## Supplied records
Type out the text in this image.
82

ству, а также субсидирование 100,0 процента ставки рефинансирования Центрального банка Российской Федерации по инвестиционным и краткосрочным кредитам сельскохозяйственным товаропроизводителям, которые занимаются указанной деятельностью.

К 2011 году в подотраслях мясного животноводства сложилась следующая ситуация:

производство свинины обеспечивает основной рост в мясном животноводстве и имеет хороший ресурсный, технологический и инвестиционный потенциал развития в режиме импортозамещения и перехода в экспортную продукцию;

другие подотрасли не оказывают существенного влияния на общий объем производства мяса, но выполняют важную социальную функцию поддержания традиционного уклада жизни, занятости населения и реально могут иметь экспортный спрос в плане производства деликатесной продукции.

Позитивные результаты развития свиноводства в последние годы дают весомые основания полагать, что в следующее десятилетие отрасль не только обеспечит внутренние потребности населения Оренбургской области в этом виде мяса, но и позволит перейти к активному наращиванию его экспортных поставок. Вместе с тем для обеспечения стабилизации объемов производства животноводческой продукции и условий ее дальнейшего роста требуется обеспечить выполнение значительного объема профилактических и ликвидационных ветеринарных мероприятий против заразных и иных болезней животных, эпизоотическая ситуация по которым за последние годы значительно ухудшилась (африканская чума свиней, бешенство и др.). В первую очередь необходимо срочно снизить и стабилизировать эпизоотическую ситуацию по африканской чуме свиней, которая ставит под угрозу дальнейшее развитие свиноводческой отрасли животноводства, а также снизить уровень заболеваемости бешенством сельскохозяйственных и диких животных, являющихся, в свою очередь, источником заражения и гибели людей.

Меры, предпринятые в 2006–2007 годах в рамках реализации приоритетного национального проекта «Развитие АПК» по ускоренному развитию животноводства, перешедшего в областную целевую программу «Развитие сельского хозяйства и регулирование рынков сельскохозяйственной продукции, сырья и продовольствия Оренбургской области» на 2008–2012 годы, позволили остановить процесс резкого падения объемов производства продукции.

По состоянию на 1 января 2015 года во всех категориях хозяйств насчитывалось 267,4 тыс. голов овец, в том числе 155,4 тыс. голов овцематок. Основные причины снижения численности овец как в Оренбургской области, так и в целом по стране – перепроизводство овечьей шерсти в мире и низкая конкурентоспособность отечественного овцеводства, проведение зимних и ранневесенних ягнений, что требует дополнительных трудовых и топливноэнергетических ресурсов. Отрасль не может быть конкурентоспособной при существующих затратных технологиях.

## The request
Extract all of the data shown above and repeat it verbatim.

## Solved problem
Type out the text in this image.
82

ству, а также субсидирование 100,0 процента ставки рефинансирования Центрального банка Российской Федерации по инвестиционным и краткосрочным кредитам сельскохозяйственным товаропроизводителям, которые занимаются указанной деятельностью.

К 2011 году в подотраслях мясного животноводства сложилась следующая ситуация:

производство свинины обеспечивает основной рост в мясном животноводстве и имеет хороший ресурсный, технологический и инвестиционный потенциал развития в режиме импортозамещения и перехода в экспортную продукцию;

другие подотрасли не оказывают существенного влияния на общий объем производства мяса, но выполняют важную социальную функцию поддержания традиционного уклада жизни, занятости населения и реально могут иметь экспортный спрос в плане производства деликатесной продукции.

Позитивные результаты развития свиноводства в последние годы дают весомые основания полагать, что в следующее десятилетие отрасль не только обеспечит внутренние потребности населения Оренбургской области в этом виде мяса, но и позволит перейти к активному наращиванию его экспортных поставок. Вместе с тем для обеспечения стабилизации объемов производства животноводческой продукции и условий ее дальнейшего роста требуется обеспечить выполнение значительного объема профилактических и ликвидационных ветеринарных мероприятий против заразных и иных болезней животных, эпизоотическая ситуация по которым за последние годы значительно ухудшилась (африканская чума свиней, бешенство и др.). В первую очередь необходимо срочно снизить и стабилизировать эпизоотическую ситуацию по африканской чуме свиней, которая ставит под угрозу дальнейшее развитие свиноводческой отрасли животноводства, а также снизить уровень заболеваемости бешенством сельскохозяйственных и диких животных, являющихся, в свою очередь, источником заражения и гибели людей.

Меры, предпринятые в 2006–2007 годах в рамках реализации приоритетного национального проекта «Развитие АПК» по ускоренному развитию животноводства, перешедшего в областную целевую программу «Развитие сельского хозяйства и регулирование рынков сельскохозяйственной продукции, сырья и продовольствия Оренбургской области» на 2008–2012 годы, позволили остановить процесс резкого падения объемов производства продукции.

По состоянию на 1 января 2015 года во всех категориях хозяйств насчитывалось 267,4 тыс. голов овец, в том числе 155,4 тыс. голов овцематок. Основные причины снижения численности овец как в Оренбургской области, так и в целом по стране – перепроизводство овечьей шерсти в мире и низкая конкурентоспособность отечественного овцеводства, проведение зимних и ранневесенних ягнений, что требует дополнительных трудовых и топливноэнергетических ресурсов. Отрасль не может быть конкурентоспособной при существующих затратных технологиях.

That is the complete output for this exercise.